### Job
Go through the entries below and copy each line containing the word "είτε".

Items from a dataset
(begin)

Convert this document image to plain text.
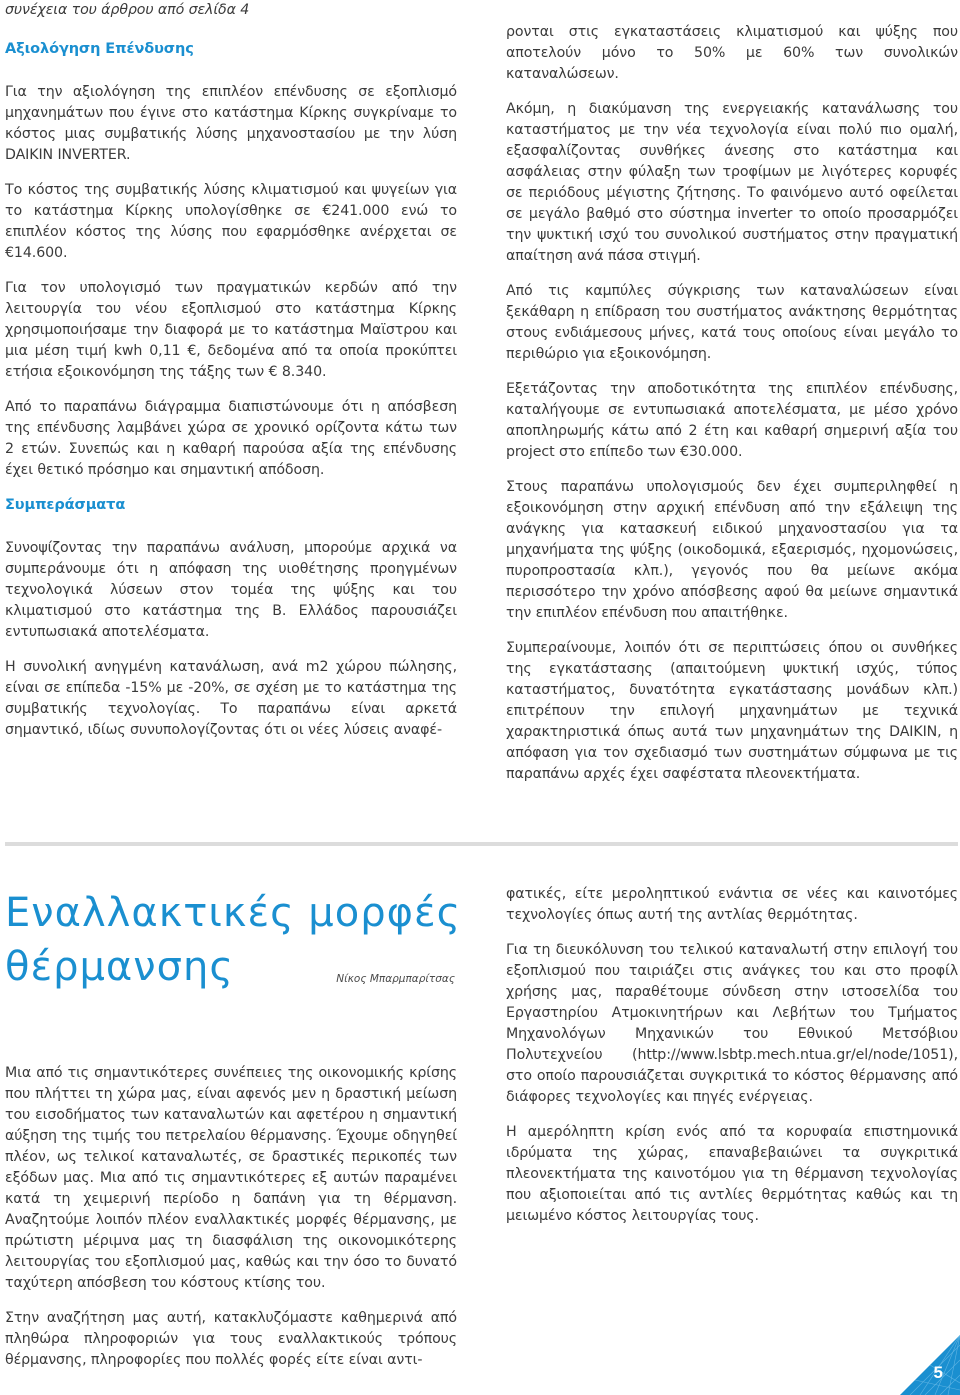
συνέχεια του άρθρου από σελίδα 4

Αξιολόγηση Επένδυσης

Για την αξιολόγηση της επιπλέον επένδυσης σε εξοπλισμό μηχανημάτων που έγινε στο κατάστημα Κίρκης συγκρίναμε το κόστος μιας συμβατικής λύσης μηχανοστασίου με την λύση DAIKIN INVERTER.

Το κόστος της συμβατικής λύσης κλιματισμού και ψυγείων για το κατάστημα Κίρκης υπολογίσθηκε σε €241.000 ενώ το επιπλέον κόστος της λύσης που εφαρμόσθηκε ανέρχεται σε €14.600.

Για τον υπολογισμό των πραγματικών κερδών από την λειτουργία του νέου εξοπλισμού στο κατάστημα Κίρκης χρησιμοποιήσαμε την διαφορά με το κατάστημα Μαϊστρου και μια μέση τιμή kwh 0,11 €, δεδομένα από τα οποία προκύπτει ετήσια εξοικονόμηση της τάξης των € 8.340.

Από το παραπάνω διάγραμμα διαπιστώνουμε ότι η απόσβεση της επένδυσης λαμβάνει χώρα σε χρονικό ορίζοντα κάτω των 2 ετών. Συνεπώς και η καθαρή παρούσα αξία της επένδυσης έχει θετικό πρόσημο και σημαντική απόδοση.

Συμπεράσματα

Συνοψίζοντας την παραπάνω ανάλυση, μπορούμε αρχικά να συμπεράνουμε ότι η απόφαση της υιοθέτησης προηγμένων τεχνολογικά λύσεων στον τομέα της ψύξης και του κλιματισμού στο κατάστημα της Β. Ελλάδος παρουσιάζει εντυπωσιακά αποτελέσματα.

Η συνολική ανηγμένη κατανάλωση, ανά m2 χώρου πώλησης, είναι σε επίπεδα -15% με -20%, σε σχέση με το κατάστημα της συμβατικής τεχνολογίας. Το παραπάνω είναι αρκετά σημαντικό, ιδίως συνυπολογίζοντας ότι οι νέες λύσεις αναφέ-

ρονται στις εγκαταστάσεις κλιματισμού και ψύξης που αποτελούν μόνο το 50% με 60% των συνολικών καταναλώσεων.

Ακόμη, η διακύμανση της ενεργειακής κατανάλωσης του καταστήματος με την νέα τεχνολογία είναι πολύ πιο ομαλή, εξασφαλίζοντας συνθήκες άνεσης στο κατάστημα και ασφάλειας στην φύλαξη των τροφίμων με λιγότερες κορυφές σε περιόδους μέγιστης ζήτησης. Το φαινόμενο αυτό οφείλεται σε μεγάλο βαθμό στο σύστημα inverter το οποίο προσαρμόζει την ψυκτική ισχύ του συνολικού συστήματος στην πραγματική απαίτηση ανά πάσα στιγμή.

Από τις καμπύλες σύγκρισης των καταναλώσεων είναι ξεκάθαρη η επίδραση του συστήματος ανάκτησης θερμότητας στους ενδιάμεσους μήνες, κατά τους οποίους είναι μεγάλο το περιθώριο για εξοικονόμηση.

Εξετάζοντας την αποδοτικότητα της επιπλέον επένδυσης, καταλήγουμε σε εντυπωσιακά αποτελέσματα, με μέσο χρόνο αποπληρωμής κάτω από 2 έτη και καθαρή σημερινή αξία του project στο επίπεδο των €30.000.

Στους παραπάνω υπολογισμούς δεν έχει συμπεριληφθεί η εξοικονόμηση στην αρχική επένδυση από την εξάλειψη της ανάγκης για κατασκευή ειδικού μηχανοστασίου για τα μηχανήματα της ψύξης (οικοδομικά, εξαερισμός, ηχομονώσεις, πυροπροστασία κλπ.), γεγονός που θα μείωνε ακόμα περισσότερο την χρόνο απόσβεσης αφού θα μείωνε σημαντικά την επιπλέον επένδυση που απαιτήθηκε.

Συμπεραίνουμε, λοιπόν ότι σε περιπτώσεις όπου οι συνθήκες της εγκατάστασης (απαιτούμενη ψυκτική ισχύς, τύπος καταστήματος, δυνατότητα εγκατάστασης μονάδων κλπ.) επιτρέπουν την επιλογή μηχανημάτων με τεχνικά χαρακτηριστικά όπως αυτά των μηχανημάτων της DAIKIN, η απόφαση για τον σχεδιασμό των συστημάτων σύμφωνα με τις παραπάνω αρχές έχει σαφέστατα πλεονεκτήματα.

Εναλλακτικές μορφές
θέρμανσης	Νίκος Μπαρμπαρίτσας

Μια από τις σημαντικότερες συνέπειες της οικονομικής κρίσης που πλήττει τη χώρα μας, είναι αφενός μεν η δραστική μείωση του εισοδήματος των καταναλωτών και αφετέρου η σημαντική αύξηση της τιμής του πετρελαίου θέρμανσης. Έχουμε οδηγηθεί πλέον, ως τελικοί καταναλωτές, σε δραστικές περικοπές των εξόδων μας. Μια από τις σημαντικότερες εξ αυτών παραμένει κατά τη χειμερινή περίοδο η δαπάνη για τη θέρμανση. Αναζητούμε λοιπόν πλέον εναλλακτικές μορφές θέρμανσης, με πρώτιστη μέριμνα μας τη διασφάλιση της οικονομικότερης λειτουργίας του εξοπλισμού μας, καθώς και την όσο το δυνατό ταχύτερη απόσβεση του κόστους κτίσης του.

Στην αναζήτηση μας αυτή, κατακλυζόμαστε καθημερινά από πληθώρα πληροφοριών για τους εναλλακτικούς τρόπους θέρμανσης, πληροφορίες που πολλές φορές είτε είναι αντι-

φατικές, είτε μεροληπτικού ενάντια σε νέες και καινοτόμες τεχνολογίες όπως αυτή της αντλίας θερμότητας.

Για τη διευκόλυνση του τελικού καταναλωτή στην επιλογή του εξοπλισμού που ταιριάζει στις ανάγκες του και στο προφίλ χρήσης μας, παραθέτουμε σύνδεση στην ιστοσελίδα του Εργαστηρίου Ατμοκινητήρων και Λεβήτων του Τμήματος Μηχανολόγων Μηχανικών του Εθνικού Μετσόβιου Πολυτεχνείου (http://www.lsbtp.mech.ntua.gr/el/node/1051), στο οποίο παρουσιάζεται συγκριτικά το κόστος θέρμανσης από διάφορες τεχνολογίες και πηγές ενέργειας.

Η αμερόληπτη κρίση ενός από τα κορυφαία επιστημονικά ιδρύματα της χώρας, επαναβεβαιώνει τα συγκριτικά πλεονεκτήματα της καινοτόμου για τη θέρμανση τεχνολογίας που αξιοποιείται από τις αντλίες θερμότητας καθώς και τη μειωμένο κόστος λειτουργίας τους.

5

(end)

### Output below
Στην αναζήτηση μας αυτή, κατακλυζόμαστε καθημερινά από πληθώρα πληροφοριών για τους εναλλακτικούς τρόπους θέρμανσης, πληροφορίες που πολλές φορές είτε είναι αντι-
φατικές, είτε μεροληπτικού ενάντια σε νέες και καινοτόμες τεχνολογίες όπως αυτή της αντλίας θερμότητας.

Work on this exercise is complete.